** Start **

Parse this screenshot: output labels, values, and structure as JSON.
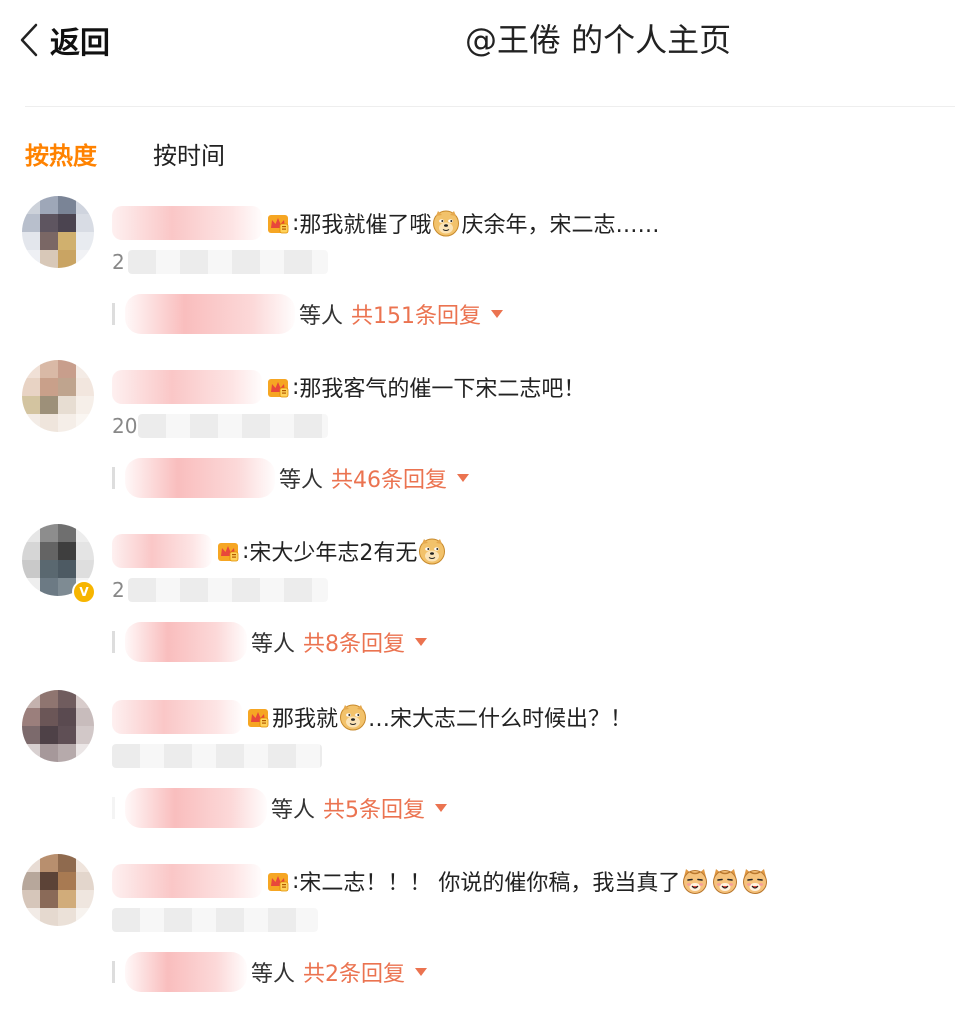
{
  "header": {
    "back_label": "返回",
    "title": "@王倦 的个人主页"
  },
  "tabs": [
    {
      "label": "按热度",
      "active": true
    },
    {
      "label": "按时间",
      "active": false
    }
  ],
  "colors": {
    "accent": "#ff8200",
    "reply_link": "#eb7350",
    "verified_badge": "#f7b500"
  },
  "comments": [
    {
      "text_parts": [
        "那我就催了哦",
        "庆余年，宋二志……"
      ],
      "time_visible": "2",
      "replies_suffix": "等人",
      "replies_count": "共151条回复"
    },
    {
      "text_parts": [
        "那我客气的催一下宋二志吧！"
      ],
      "time_visible": "20",
      "replies_suffix": "等人",
      "replies_count": "共46条回复"
    },
    {
      "text_parts": [
        "宋大少年志2有无"
      ],
      "time_visible": "2",
      "replies_suffix": "等人",
      "replies_count": "共8条回复"
    },
    {
      "text_parts": [
        "那我就",
        "…宋大志二什么时候出？！"
      ],
      "time_visible": "",
      "replies_suffix": "等人",
      "replies_count": "共5条回复"
    },
    {
      "text_parts": [
        "宋二志！！！ 你说的催你稿，我当真了"
      ],
      "time_visible": "",
      "replies_suffix": "等人",
      "replies_count": "共2条回复"
    }
  ]
}
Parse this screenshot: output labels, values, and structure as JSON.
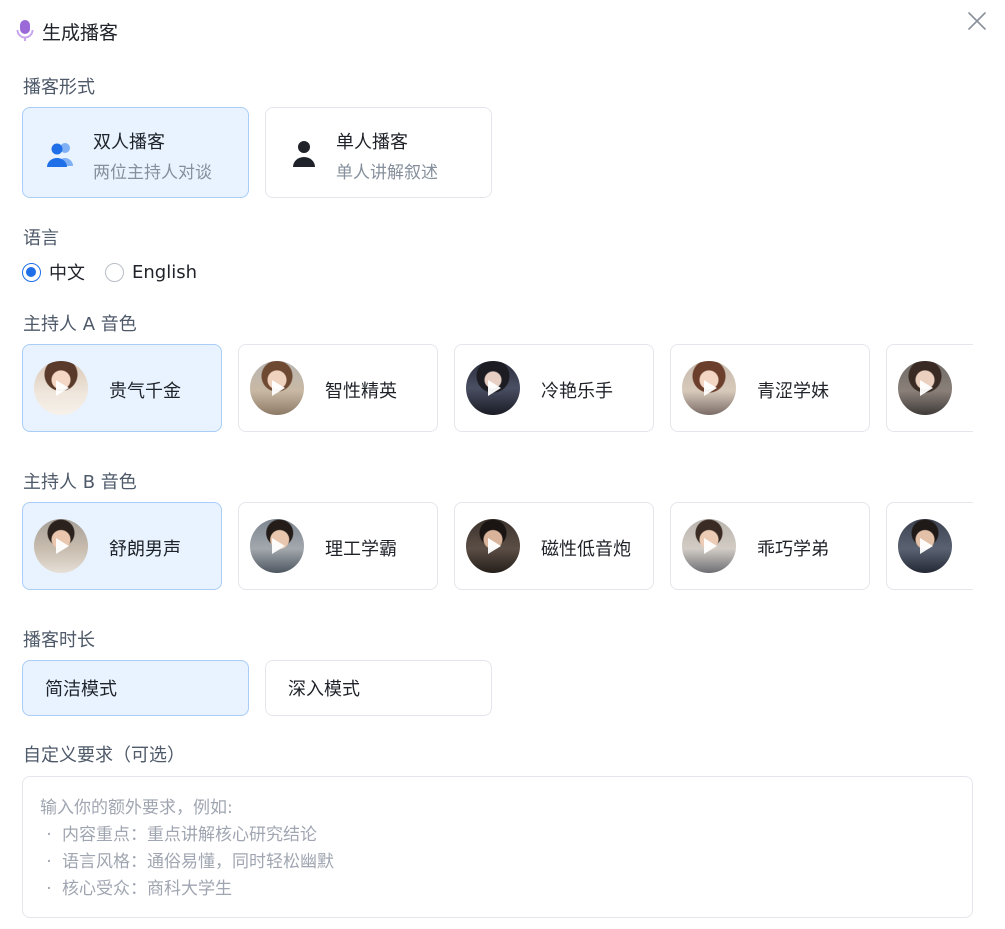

** End **

**Set problem**
Go through the entries above and output them exactly, without pictures.

**Answer below**
Parse this screenshot: output labels, values, and structure as JSON.
{
  "header": {
    "back_label": "返回",
    "title": "@王倦 的个人主页"
  },
  "tabs": [
    {
      "label": "按热度",
      "active": true
    },
    {
      "label": "按时间",
      "active": false
    }
  ],
  "colors": {
    "accent": "#ff8200",
    "reply_link": "#eb7350",
    "verified_badge": "#f7b500"
  },
  "comments": [
    {
      "text_parts": [
        "那我就催了哦",
        "庆余年，宋二志……"
      ],
      "time_visible": "2",
      "replies_suffix": "等人",
      "replies_count": "共151条回复"
    },
    {
      "text_parts": [
        "那我客气的催一下宋二志吧！"
      ],
      "time_visible": "20",
      "replies_suffix": "等人",
      "replies_count": "共46条回复"
    },
    {
      "text_parts": [
        "宋大少年志2有无"
      ],
      "time_visible": "2",
      "replies_suffix": "等人",
      "replies_count": "共8条回复"
    },
    {
      "text_parts": [
        "那我就",
        "…宋大志二什么时候出？！"
      ],
      "time_visible": "",
      "replies_suffix": "等人",
      "replies_count": "共5条回复"
    },
    {
      "text_parts": [
        "宋二志！！！ 你说的催你稿，我当真了"
      ],
      "time_visible": "",
      "replies_suffix": "等人",
      "replies_count": "共2条回复"
    }
  ]
}
Parse this screenshot: output labels, values, and structure as JSON.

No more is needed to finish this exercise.